## begin SOURCE RECORDS

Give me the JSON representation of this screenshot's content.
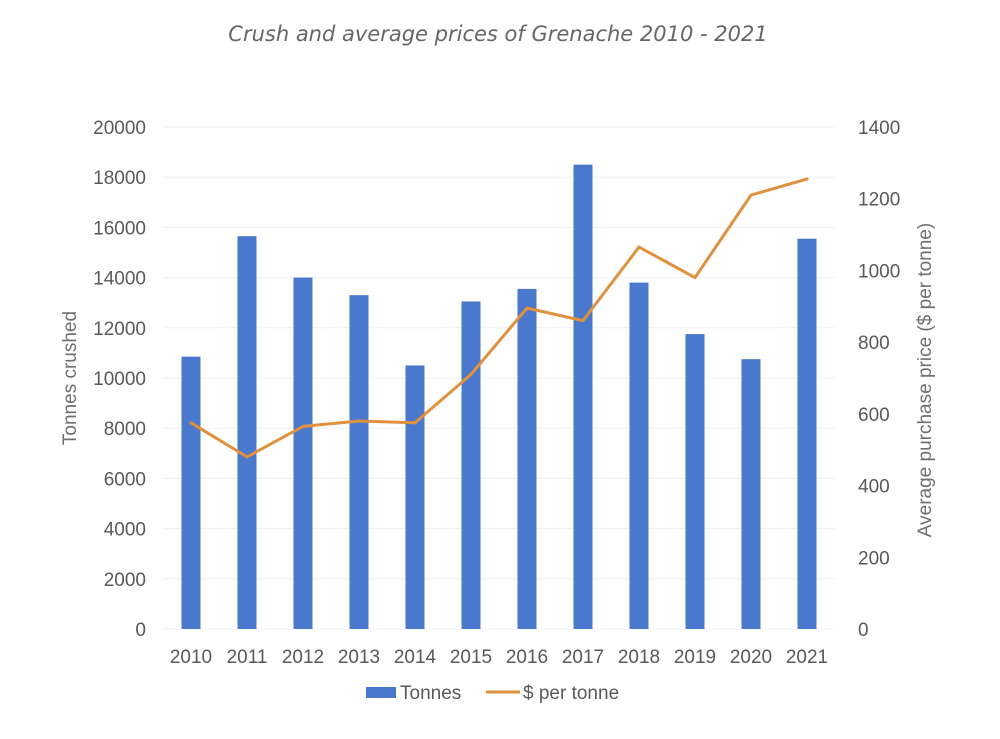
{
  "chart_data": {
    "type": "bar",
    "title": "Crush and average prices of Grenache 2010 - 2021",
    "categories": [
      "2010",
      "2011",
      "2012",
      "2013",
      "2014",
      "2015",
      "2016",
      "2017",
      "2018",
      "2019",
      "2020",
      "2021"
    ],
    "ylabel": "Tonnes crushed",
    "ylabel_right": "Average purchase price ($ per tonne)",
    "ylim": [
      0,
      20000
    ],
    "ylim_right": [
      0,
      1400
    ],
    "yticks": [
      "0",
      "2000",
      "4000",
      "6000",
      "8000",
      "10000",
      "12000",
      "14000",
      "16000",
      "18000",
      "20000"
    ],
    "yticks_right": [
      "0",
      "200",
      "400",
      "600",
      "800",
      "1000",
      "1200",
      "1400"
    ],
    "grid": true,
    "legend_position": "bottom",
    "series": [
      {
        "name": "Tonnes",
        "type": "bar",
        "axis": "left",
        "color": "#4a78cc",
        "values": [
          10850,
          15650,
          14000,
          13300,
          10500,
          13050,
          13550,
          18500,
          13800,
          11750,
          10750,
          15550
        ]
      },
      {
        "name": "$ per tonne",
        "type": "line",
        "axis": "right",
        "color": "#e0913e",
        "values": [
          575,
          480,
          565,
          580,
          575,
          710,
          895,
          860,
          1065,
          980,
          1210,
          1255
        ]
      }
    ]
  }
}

## end SOURCE RECORDS
## begin SOURCE RECORDS

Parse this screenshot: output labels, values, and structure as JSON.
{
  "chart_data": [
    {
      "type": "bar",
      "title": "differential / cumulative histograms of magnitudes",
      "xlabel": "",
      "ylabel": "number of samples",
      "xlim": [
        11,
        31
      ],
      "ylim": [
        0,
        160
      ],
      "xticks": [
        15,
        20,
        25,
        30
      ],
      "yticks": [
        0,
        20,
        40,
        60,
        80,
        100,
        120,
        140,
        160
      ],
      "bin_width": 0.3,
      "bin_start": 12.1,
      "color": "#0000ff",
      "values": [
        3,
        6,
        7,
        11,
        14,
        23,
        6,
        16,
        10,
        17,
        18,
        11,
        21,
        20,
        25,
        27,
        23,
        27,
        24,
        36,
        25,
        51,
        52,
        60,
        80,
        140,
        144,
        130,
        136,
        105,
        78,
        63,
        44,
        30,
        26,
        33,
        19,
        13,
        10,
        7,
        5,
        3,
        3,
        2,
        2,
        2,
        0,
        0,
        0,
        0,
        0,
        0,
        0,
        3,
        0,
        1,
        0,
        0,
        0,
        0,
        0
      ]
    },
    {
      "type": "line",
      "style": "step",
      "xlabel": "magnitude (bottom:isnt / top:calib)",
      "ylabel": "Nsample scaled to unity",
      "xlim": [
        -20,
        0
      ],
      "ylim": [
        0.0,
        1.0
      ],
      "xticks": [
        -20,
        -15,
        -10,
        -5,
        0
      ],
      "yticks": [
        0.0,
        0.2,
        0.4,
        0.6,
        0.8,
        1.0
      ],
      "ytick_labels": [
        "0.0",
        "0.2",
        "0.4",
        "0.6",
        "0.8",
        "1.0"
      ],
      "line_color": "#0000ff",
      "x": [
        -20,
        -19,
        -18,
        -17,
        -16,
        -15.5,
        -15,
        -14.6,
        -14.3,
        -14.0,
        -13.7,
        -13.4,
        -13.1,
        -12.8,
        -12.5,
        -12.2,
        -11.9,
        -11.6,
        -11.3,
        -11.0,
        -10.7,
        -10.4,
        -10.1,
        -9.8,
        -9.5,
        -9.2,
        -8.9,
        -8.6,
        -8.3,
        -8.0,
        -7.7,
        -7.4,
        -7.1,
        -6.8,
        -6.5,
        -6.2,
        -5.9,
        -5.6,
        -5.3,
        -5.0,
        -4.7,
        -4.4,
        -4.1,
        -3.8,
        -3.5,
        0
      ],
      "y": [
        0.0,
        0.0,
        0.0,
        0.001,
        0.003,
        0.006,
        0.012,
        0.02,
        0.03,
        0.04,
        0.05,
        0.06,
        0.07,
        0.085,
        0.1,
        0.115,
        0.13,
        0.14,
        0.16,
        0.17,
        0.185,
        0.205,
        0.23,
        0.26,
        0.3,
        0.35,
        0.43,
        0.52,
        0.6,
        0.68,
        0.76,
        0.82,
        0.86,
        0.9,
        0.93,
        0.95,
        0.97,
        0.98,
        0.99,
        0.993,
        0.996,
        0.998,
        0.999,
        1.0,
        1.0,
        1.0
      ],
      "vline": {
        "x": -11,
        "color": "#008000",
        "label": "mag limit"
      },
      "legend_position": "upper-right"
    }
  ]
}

## end SOURCE RECORDS
## begin SOURCE RECORDS

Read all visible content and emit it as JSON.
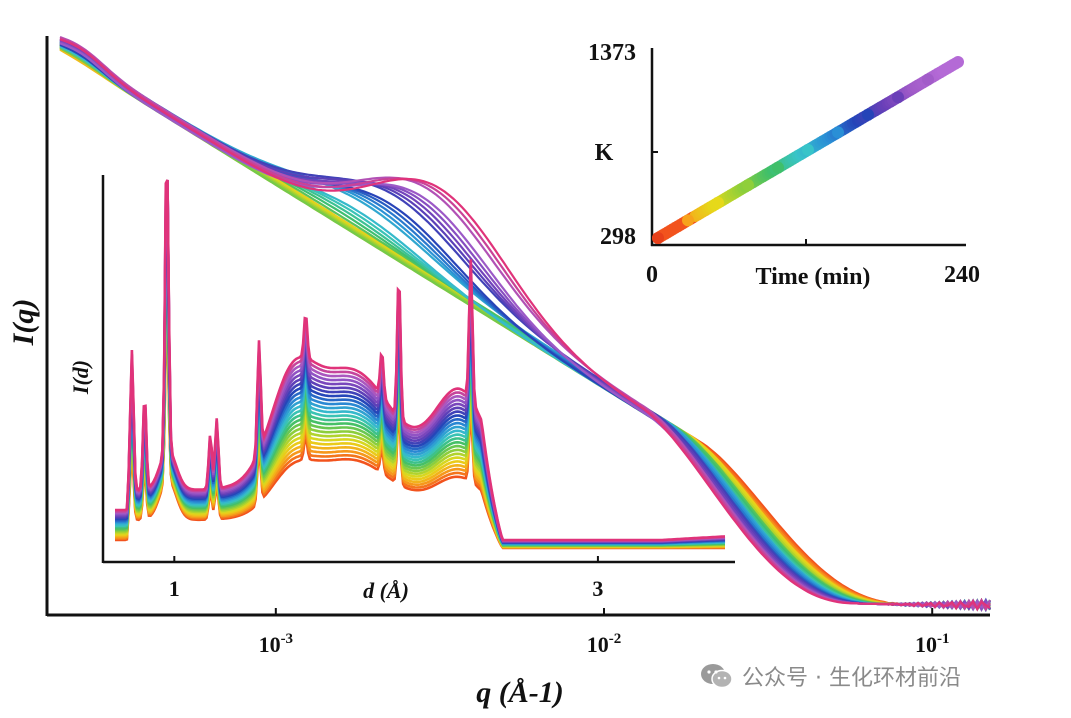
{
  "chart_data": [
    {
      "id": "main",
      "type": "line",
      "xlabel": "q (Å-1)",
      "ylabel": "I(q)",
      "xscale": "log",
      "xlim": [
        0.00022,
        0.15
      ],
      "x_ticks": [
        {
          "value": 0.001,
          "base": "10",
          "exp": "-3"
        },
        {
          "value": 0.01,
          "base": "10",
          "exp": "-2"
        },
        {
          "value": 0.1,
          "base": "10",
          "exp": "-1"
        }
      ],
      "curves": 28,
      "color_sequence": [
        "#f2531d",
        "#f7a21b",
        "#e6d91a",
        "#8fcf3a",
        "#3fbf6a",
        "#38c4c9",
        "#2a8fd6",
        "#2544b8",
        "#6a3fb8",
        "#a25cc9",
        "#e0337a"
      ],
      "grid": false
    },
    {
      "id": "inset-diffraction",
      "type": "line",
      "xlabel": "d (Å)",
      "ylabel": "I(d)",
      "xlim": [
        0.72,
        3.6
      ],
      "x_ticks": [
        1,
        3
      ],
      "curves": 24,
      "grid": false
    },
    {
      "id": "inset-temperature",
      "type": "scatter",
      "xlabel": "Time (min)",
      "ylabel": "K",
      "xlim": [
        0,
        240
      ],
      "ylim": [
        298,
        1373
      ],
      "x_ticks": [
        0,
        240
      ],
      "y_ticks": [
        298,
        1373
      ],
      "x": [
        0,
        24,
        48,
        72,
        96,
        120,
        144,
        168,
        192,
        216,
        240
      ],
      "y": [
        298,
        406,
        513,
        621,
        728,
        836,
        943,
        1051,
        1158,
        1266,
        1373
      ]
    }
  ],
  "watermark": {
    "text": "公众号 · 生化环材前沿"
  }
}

## end SOURCE RECORDS

§ WHAT YOU WILL DO: In the records above, collect each line with "values".

§ ANSWER TO THE PROBLEM:
        "values": [
        "values": [
Parse this screenshot: output labels, values, and structure as JSON.
      "values": [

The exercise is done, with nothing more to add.